Objective: Count the lines in the records below that contain the word "bottom", and give only that number.

(Stored dataset items)
----------------

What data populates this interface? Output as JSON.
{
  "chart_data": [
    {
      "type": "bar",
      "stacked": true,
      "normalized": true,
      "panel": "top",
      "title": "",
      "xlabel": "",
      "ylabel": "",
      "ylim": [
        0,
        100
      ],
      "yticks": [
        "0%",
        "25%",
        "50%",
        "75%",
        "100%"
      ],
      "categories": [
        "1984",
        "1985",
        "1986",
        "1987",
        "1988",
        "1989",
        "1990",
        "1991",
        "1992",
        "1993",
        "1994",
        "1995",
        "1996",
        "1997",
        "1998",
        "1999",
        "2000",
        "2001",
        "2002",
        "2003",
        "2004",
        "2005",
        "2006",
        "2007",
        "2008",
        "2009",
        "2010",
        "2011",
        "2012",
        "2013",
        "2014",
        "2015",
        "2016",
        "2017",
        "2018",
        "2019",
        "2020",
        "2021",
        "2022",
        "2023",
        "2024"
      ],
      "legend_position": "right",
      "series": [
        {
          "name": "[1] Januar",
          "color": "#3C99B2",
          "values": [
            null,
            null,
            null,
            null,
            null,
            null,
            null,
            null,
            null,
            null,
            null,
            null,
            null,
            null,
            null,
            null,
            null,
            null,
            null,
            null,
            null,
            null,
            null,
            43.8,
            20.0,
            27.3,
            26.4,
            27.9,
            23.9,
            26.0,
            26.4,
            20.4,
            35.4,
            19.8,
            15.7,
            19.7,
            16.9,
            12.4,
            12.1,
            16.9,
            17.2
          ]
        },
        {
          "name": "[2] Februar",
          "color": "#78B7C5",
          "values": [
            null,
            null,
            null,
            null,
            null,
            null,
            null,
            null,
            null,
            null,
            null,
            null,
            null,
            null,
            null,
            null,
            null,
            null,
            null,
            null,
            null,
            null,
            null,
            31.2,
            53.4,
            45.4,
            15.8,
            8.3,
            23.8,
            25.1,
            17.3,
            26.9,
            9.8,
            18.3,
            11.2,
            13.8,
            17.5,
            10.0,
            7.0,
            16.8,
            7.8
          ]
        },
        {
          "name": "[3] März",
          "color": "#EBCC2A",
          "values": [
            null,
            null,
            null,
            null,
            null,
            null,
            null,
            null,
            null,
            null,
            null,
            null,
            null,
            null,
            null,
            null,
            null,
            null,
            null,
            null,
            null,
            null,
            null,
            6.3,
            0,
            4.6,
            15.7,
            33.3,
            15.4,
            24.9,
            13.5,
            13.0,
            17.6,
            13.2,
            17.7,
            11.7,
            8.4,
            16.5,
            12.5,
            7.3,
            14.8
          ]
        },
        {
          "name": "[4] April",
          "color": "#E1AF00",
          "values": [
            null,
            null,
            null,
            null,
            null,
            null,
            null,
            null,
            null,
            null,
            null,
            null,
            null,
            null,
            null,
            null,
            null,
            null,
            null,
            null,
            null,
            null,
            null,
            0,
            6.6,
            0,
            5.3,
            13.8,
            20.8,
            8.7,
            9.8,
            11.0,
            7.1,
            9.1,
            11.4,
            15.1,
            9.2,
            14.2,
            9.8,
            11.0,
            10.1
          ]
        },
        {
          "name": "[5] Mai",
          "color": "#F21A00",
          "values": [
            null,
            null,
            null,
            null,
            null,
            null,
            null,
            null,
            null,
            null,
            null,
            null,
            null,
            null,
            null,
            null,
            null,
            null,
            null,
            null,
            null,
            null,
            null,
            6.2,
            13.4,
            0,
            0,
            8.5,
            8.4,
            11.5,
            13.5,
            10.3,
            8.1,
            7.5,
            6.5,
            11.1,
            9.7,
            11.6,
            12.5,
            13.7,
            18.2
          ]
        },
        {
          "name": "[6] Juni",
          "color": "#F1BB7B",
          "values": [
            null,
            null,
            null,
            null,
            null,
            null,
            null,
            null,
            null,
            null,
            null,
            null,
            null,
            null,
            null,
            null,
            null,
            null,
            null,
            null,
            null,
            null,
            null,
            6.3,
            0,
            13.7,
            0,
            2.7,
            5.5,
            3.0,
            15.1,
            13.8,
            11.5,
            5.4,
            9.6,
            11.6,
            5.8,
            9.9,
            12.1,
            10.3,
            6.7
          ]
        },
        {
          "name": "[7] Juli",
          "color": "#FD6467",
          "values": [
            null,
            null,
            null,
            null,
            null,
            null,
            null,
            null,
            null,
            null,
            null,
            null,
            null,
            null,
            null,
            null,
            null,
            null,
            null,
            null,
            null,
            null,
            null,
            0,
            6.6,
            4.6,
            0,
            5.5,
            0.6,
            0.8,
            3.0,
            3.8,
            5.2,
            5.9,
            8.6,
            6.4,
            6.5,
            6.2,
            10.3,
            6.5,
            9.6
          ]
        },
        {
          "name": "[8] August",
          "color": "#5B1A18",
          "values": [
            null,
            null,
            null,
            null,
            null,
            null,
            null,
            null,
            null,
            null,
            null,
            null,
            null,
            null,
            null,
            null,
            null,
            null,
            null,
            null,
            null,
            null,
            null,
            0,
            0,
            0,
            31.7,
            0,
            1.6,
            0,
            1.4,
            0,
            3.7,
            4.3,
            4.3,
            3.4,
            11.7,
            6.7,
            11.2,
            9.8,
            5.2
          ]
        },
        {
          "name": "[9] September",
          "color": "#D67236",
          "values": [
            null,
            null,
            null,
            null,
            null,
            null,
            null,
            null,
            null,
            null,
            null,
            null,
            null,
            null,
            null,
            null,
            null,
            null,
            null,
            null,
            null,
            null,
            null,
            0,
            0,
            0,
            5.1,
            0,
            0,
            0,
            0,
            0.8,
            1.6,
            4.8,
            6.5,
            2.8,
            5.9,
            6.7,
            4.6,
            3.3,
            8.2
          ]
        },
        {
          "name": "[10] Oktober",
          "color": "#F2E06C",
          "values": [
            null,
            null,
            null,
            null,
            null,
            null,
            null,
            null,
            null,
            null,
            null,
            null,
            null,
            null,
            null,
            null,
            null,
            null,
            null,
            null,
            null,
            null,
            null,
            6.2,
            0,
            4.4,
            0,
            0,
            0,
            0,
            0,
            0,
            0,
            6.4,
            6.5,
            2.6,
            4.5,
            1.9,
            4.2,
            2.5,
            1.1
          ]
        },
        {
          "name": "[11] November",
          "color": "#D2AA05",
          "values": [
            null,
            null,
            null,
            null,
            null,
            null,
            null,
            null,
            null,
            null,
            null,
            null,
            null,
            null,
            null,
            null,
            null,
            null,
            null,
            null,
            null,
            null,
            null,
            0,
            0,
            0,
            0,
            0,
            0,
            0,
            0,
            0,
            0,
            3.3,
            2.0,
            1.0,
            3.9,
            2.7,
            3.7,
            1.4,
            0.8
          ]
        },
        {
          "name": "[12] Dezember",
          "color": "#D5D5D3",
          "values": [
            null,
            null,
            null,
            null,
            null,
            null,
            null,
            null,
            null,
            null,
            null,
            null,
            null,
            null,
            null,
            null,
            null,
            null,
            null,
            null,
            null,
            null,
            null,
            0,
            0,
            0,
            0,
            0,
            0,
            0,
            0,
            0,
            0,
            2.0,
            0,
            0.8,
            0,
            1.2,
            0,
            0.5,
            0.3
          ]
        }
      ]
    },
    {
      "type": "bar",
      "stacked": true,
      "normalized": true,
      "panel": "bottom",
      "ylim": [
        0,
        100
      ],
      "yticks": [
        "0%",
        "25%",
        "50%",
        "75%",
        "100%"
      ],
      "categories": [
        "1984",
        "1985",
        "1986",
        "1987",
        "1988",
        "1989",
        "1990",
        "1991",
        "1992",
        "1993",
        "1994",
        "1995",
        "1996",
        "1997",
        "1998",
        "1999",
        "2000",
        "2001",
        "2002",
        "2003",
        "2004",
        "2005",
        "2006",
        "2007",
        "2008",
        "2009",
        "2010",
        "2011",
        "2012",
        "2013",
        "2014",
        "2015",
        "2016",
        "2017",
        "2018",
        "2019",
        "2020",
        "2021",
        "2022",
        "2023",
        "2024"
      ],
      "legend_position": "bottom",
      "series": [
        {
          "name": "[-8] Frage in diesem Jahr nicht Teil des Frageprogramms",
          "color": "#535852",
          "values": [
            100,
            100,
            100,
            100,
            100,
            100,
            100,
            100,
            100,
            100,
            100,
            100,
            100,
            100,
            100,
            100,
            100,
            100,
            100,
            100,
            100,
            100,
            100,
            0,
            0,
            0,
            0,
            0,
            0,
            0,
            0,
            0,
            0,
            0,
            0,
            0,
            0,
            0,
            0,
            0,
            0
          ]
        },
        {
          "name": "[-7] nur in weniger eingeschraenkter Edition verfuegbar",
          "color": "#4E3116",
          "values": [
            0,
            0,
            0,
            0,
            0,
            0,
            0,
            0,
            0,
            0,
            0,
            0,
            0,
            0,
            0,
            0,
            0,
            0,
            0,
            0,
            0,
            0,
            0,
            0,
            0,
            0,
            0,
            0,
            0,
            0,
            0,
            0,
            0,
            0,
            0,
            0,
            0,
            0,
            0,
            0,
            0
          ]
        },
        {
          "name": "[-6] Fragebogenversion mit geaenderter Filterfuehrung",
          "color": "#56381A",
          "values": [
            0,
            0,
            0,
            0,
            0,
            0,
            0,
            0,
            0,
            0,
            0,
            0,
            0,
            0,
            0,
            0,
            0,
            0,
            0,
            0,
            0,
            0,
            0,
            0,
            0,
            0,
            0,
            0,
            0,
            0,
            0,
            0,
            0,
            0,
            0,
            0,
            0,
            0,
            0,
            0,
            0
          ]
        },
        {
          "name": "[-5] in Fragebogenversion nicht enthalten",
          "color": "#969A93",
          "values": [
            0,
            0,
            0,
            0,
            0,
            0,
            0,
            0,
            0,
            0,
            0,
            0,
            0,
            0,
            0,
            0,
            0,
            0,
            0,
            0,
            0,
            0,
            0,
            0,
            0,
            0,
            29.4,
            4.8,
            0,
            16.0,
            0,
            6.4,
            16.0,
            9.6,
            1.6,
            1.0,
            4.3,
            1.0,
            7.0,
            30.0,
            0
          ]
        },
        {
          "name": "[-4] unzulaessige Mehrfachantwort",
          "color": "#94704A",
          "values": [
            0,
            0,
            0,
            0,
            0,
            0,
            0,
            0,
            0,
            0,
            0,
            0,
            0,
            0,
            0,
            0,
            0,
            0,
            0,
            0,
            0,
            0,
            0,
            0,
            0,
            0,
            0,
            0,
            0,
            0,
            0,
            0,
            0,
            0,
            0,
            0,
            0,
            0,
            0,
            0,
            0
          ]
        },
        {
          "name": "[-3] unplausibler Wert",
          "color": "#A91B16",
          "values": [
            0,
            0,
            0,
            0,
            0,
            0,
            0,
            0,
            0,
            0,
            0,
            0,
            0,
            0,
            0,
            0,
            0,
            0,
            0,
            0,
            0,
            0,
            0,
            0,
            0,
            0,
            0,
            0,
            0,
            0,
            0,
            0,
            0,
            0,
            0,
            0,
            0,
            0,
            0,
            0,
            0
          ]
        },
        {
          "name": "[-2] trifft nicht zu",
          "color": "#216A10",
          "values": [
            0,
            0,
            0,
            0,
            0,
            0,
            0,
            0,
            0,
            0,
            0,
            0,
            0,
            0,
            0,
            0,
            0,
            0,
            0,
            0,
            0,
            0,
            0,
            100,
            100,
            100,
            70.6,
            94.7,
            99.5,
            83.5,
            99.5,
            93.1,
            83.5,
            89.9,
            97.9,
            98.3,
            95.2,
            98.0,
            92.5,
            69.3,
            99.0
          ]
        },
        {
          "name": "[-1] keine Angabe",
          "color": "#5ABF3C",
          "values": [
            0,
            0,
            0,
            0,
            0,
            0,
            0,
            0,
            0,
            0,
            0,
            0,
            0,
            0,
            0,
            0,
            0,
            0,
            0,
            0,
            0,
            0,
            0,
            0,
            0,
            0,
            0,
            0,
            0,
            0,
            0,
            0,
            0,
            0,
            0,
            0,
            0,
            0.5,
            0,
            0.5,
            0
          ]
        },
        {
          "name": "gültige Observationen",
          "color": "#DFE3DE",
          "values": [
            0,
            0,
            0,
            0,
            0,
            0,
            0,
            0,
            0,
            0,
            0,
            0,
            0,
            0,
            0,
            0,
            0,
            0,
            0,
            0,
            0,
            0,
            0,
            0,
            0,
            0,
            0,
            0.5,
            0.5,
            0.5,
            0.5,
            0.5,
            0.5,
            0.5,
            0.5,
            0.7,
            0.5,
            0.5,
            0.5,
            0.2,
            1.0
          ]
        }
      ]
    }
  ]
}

----------------

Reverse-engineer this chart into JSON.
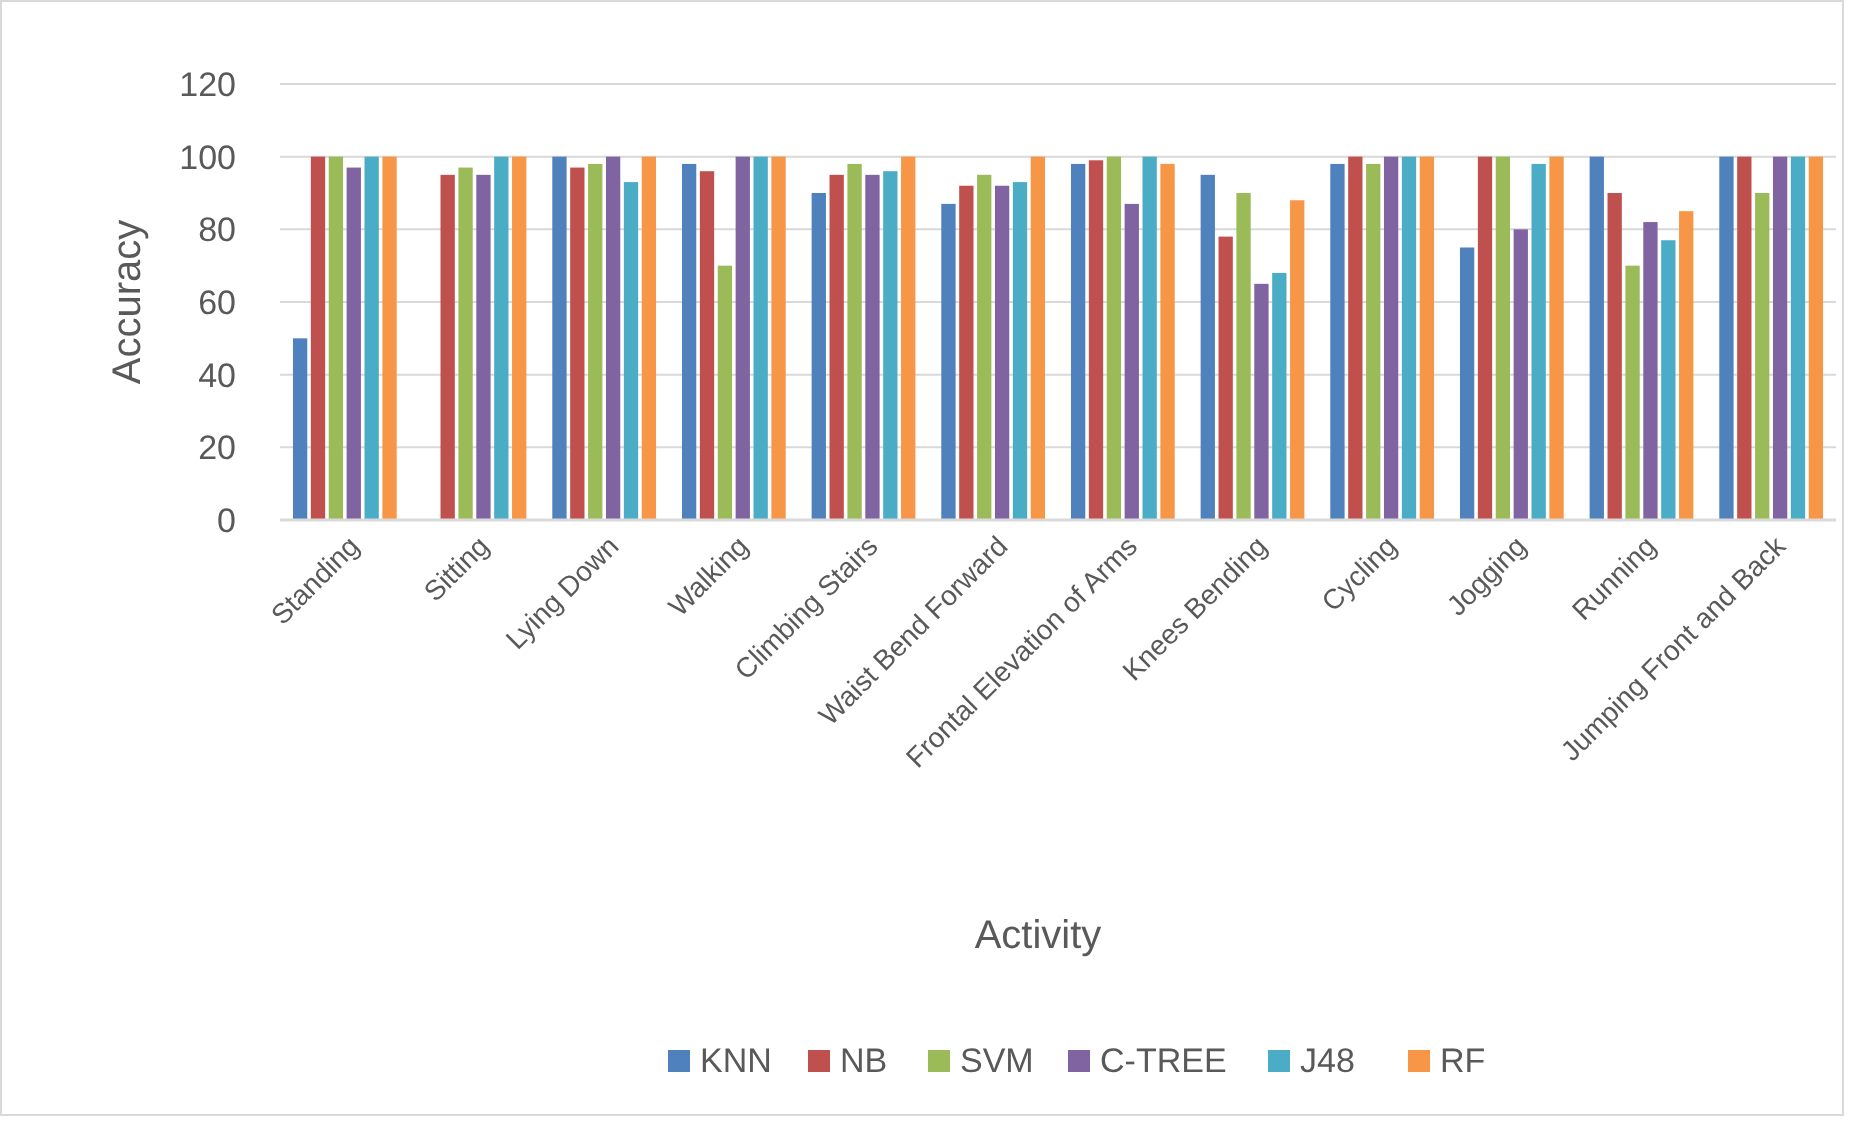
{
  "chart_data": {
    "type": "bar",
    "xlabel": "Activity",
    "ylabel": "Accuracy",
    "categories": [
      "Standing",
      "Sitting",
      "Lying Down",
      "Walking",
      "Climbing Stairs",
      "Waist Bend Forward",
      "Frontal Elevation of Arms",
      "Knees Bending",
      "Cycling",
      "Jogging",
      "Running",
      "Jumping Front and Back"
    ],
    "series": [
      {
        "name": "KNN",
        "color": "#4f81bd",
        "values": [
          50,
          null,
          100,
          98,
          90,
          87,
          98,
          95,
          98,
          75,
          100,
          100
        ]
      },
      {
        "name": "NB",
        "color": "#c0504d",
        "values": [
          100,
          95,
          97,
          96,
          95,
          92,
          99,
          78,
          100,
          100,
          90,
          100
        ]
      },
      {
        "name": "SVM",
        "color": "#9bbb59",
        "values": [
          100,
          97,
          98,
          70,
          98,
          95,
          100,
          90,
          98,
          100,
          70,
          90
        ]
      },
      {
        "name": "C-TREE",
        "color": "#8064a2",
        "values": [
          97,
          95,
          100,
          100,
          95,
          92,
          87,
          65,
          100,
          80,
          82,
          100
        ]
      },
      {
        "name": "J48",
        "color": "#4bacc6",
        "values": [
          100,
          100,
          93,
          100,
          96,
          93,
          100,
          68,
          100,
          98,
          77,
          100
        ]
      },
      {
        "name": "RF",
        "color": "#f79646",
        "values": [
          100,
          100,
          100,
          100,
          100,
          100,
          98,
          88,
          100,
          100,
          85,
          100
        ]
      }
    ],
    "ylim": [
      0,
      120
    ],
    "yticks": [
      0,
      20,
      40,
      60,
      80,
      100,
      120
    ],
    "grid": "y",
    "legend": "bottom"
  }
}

----------------

Problem solution: 3